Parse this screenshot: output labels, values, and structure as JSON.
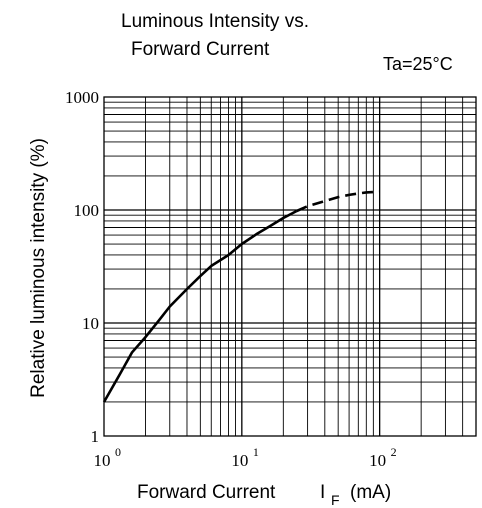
{
  "chart_data": {
    "type": "line",
    "title": [
      "Luminous Intensity vs.",
      "Forward Current"
    ],
    "condition": "Ta=25°C",
    "xlabel": {
      "main": "Forward Current",
      "symbol": "I",
      "subscript": "F",
      "unit": "(mA)"
    },
    "ylabel": "Relative luminous intensity  (%)",
    "xscale": "log",
    "yscale": "log",
    "xlim": [
      1,
      500
    ],
    "ylim": [
      1,
      1000
    ],
    "x_ticks": [
      {
        "base": "10",
        "exp": "0"
      },
      {
        "base": "10",
        "exp": "1"
      },
      {
        "base": "10",
        "exp": "2"
      }
    ],
    "y_ticks": [
      "1000",
      "100",
      "10",
      "1"
    ],
    "grid": true,
    "series": [
      {
        "style": "solid",
        "x": [
          1,
          1.3,
          1.6,
          2,
          2.5,
          3,
          4,
          5,
          6,
          8,
          10,
          13,
          16,
          20,
          25
        ],
        "y": [
          2,
          3.5,
          5.5,
          7.5,
          10.5,
          14,
          20,
          26,
          32,
          40,
          50,
          62,
          72,
          85,
          98
        ]
      },
      {
        "style": "dashed",
        "x": [
          25,
          30,
          40,
          50,
          60,
          70,
          80,
          100
        ],
        "y": [
          98,
          108,
          120,
          130,
          136,
          140,
          143,
          145
        ]
      }
    ]
  }
}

• • • • • • •

The exercise:
Which lines of the material contain the string "Forward"? List each of them.

Full output:
      "Forward Current"
      "main": "Forward Current",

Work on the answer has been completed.